▶ [Problem details]
Wherever the word "Presses" appears in a line, extract that line.

▶ [Stored rows]
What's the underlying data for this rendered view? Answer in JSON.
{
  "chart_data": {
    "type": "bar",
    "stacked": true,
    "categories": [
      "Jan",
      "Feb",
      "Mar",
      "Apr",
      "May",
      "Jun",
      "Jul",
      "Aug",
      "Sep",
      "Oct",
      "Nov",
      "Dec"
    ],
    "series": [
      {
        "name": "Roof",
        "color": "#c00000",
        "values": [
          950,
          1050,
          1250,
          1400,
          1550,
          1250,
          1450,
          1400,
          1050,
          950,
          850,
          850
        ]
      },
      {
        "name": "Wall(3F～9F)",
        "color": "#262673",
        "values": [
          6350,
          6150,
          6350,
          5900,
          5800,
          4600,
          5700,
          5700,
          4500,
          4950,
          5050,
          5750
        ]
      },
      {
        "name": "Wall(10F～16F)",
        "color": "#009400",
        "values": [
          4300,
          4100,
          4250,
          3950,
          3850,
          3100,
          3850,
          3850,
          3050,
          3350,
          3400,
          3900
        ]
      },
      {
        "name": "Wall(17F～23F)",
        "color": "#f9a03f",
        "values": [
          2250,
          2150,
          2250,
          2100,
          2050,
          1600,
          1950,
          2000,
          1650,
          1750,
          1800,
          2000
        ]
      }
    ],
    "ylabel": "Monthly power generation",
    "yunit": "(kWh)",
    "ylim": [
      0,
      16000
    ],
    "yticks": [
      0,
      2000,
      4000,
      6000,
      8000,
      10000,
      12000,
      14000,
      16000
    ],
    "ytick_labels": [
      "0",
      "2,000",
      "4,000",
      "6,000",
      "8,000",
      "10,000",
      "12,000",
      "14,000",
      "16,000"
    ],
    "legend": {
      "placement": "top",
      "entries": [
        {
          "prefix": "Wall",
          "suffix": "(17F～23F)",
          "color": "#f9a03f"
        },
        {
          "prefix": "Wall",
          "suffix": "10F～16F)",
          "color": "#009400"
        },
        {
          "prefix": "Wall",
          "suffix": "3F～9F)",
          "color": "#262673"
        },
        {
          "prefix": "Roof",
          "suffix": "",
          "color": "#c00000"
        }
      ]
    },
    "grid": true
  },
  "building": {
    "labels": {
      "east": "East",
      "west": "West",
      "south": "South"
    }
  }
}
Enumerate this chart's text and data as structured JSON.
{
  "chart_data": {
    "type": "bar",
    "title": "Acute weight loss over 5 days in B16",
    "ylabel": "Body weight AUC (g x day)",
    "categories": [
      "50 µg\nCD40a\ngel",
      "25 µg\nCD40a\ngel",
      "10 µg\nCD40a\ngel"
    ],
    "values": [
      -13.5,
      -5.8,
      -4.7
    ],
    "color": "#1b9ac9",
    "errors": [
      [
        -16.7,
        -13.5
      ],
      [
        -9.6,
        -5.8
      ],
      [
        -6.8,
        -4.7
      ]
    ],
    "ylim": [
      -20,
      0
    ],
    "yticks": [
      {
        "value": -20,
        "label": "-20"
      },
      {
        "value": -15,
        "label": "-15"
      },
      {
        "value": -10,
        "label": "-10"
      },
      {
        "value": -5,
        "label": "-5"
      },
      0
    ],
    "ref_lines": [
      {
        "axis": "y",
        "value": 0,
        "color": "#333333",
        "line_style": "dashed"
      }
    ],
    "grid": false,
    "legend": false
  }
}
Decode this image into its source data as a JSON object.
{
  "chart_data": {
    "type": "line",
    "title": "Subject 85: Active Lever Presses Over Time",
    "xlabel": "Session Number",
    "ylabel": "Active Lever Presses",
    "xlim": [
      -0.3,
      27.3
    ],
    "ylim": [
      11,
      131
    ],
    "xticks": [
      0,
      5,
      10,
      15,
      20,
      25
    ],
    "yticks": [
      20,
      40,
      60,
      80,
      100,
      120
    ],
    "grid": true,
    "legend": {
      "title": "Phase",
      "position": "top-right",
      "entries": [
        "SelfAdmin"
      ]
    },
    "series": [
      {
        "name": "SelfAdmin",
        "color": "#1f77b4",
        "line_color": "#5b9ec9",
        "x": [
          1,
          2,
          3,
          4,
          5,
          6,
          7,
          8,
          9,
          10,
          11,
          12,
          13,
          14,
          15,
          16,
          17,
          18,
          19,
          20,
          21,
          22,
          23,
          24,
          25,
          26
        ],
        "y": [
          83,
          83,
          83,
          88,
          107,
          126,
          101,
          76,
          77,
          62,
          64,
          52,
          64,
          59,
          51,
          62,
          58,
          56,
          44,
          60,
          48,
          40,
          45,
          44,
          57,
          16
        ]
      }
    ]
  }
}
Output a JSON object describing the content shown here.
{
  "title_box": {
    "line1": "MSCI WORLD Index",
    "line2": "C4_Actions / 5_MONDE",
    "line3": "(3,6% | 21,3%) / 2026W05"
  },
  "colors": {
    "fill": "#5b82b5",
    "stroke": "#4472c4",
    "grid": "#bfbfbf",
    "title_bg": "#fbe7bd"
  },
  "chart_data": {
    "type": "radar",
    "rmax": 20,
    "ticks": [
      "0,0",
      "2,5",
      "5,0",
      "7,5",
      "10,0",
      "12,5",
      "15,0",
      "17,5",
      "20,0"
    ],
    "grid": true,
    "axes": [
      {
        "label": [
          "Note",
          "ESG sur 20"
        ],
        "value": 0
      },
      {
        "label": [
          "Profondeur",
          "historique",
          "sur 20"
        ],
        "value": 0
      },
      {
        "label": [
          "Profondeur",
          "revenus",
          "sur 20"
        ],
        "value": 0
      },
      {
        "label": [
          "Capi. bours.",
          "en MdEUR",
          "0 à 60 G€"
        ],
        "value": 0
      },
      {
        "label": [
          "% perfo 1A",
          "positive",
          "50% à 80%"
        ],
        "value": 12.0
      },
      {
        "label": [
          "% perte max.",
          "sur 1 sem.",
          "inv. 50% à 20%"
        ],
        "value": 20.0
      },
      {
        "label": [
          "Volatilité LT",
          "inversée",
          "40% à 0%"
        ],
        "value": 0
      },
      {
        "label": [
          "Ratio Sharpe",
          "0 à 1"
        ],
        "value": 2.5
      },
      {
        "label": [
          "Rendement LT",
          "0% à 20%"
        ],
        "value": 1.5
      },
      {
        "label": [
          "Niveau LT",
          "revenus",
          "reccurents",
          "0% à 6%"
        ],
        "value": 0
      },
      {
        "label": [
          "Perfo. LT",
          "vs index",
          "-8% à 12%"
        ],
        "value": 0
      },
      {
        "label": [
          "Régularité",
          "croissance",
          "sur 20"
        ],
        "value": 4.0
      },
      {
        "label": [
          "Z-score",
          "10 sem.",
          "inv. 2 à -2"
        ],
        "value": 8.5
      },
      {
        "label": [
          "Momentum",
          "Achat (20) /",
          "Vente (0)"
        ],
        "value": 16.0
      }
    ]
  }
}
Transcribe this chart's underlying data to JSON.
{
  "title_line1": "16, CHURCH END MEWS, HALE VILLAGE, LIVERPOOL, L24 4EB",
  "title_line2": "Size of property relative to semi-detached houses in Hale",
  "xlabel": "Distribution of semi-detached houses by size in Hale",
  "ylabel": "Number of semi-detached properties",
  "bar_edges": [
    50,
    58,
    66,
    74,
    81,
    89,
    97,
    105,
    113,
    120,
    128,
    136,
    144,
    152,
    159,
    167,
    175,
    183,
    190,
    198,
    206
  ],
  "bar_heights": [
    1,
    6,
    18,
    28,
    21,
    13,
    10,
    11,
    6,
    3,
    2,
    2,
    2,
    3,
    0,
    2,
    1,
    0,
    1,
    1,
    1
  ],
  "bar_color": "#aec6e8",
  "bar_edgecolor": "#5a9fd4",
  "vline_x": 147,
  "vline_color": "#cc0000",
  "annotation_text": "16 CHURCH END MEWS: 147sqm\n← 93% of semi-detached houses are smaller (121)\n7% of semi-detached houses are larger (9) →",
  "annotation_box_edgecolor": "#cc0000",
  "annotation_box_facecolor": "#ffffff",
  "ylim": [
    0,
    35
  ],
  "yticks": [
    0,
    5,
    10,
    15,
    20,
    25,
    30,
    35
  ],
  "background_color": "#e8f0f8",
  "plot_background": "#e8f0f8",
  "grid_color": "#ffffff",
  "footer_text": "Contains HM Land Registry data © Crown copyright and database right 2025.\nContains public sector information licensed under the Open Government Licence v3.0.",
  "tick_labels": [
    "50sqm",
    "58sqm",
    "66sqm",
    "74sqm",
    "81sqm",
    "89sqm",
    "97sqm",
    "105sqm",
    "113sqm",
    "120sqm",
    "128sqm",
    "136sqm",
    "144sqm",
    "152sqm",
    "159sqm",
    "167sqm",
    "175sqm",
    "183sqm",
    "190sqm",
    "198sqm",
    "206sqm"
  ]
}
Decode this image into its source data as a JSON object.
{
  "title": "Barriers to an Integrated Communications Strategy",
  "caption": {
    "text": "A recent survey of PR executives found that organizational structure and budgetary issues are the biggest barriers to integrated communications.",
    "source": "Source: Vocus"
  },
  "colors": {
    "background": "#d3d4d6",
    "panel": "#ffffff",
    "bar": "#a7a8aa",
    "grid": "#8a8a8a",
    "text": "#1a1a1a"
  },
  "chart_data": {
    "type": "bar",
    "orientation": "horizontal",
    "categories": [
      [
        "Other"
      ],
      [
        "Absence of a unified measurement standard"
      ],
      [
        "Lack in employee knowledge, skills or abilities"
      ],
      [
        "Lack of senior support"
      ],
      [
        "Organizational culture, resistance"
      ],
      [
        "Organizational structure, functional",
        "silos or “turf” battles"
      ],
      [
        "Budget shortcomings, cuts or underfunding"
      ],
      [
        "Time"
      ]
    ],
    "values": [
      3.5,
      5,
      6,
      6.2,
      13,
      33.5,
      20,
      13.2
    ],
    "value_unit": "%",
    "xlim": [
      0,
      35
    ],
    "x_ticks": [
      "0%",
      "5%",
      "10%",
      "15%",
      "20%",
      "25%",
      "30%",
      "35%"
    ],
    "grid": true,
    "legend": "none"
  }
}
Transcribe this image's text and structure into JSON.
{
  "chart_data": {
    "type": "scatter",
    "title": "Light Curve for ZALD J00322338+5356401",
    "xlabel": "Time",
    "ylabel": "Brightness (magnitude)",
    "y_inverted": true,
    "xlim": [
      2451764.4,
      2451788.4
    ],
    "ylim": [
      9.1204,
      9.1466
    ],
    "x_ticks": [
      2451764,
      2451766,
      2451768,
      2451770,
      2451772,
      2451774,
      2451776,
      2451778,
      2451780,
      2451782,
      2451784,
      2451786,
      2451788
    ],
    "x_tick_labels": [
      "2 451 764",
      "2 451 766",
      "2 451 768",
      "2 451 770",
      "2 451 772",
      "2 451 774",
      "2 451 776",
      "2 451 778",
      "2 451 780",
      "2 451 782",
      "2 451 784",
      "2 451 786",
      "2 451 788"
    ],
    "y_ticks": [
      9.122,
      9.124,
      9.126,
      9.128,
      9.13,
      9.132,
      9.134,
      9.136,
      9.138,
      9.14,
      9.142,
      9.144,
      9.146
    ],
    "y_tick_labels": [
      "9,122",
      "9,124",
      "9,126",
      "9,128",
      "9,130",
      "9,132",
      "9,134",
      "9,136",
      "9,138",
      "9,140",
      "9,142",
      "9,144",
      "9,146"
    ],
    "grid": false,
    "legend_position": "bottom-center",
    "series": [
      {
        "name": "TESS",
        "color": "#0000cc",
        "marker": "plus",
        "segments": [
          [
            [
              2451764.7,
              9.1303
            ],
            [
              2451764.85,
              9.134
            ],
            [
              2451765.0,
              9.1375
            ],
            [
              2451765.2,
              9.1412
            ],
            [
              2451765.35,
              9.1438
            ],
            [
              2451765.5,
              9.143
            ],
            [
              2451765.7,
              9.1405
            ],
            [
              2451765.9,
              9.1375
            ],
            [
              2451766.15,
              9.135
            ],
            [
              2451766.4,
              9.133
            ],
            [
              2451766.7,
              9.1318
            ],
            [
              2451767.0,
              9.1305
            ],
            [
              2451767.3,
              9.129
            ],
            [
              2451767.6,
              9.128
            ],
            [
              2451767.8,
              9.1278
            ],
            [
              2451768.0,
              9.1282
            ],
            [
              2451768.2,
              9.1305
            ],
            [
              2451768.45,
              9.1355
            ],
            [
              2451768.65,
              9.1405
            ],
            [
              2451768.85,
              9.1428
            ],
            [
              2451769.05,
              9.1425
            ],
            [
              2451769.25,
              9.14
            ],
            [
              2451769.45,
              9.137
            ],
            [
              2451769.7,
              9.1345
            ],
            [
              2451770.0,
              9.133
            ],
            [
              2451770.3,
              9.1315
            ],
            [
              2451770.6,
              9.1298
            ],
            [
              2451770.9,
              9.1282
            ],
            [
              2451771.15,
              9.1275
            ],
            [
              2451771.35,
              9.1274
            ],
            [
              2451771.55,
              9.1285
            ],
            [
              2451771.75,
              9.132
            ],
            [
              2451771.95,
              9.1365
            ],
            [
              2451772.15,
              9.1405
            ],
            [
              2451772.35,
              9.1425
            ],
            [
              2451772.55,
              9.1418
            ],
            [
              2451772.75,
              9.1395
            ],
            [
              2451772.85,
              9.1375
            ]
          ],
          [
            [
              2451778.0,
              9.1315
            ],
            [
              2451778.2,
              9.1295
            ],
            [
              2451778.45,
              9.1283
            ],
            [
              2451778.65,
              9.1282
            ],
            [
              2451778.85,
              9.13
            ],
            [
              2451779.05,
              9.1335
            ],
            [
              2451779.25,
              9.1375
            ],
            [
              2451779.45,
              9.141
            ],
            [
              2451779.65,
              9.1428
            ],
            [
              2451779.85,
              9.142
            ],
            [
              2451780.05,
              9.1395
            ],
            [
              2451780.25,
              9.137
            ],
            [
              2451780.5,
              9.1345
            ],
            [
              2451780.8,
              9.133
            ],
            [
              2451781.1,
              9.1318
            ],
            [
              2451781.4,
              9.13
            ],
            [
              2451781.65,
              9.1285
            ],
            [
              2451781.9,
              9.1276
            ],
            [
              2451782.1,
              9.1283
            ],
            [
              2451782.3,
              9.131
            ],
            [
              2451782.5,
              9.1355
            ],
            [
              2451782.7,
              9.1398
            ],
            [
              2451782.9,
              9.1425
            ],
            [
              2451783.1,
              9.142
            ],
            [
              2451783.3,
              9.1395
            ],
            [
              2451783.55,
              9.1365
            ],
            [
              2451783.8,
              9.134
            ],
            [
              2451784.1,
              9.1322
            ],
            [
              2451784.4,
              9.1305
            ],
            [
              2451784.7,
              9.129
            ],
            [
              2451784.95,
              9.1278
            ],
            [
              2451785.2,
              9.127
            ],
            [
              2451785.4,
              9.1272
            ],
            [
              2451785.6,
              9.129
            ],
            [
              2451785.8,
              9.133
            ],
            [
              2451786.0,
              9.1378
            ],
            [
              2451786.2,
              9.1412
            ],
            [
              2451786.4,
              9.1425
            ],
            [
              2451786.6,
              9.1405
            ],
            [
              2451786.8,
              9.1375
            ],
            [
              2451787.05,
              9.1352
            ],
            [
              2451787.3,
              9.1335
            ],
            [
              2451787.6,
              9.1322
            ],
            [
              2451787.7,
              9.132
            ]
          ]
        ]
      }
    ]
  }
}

▶ [Task output]
    "title": "Subject 85: Active Lever Presses Over Time",
    "ylabel": "Active Lever Presses",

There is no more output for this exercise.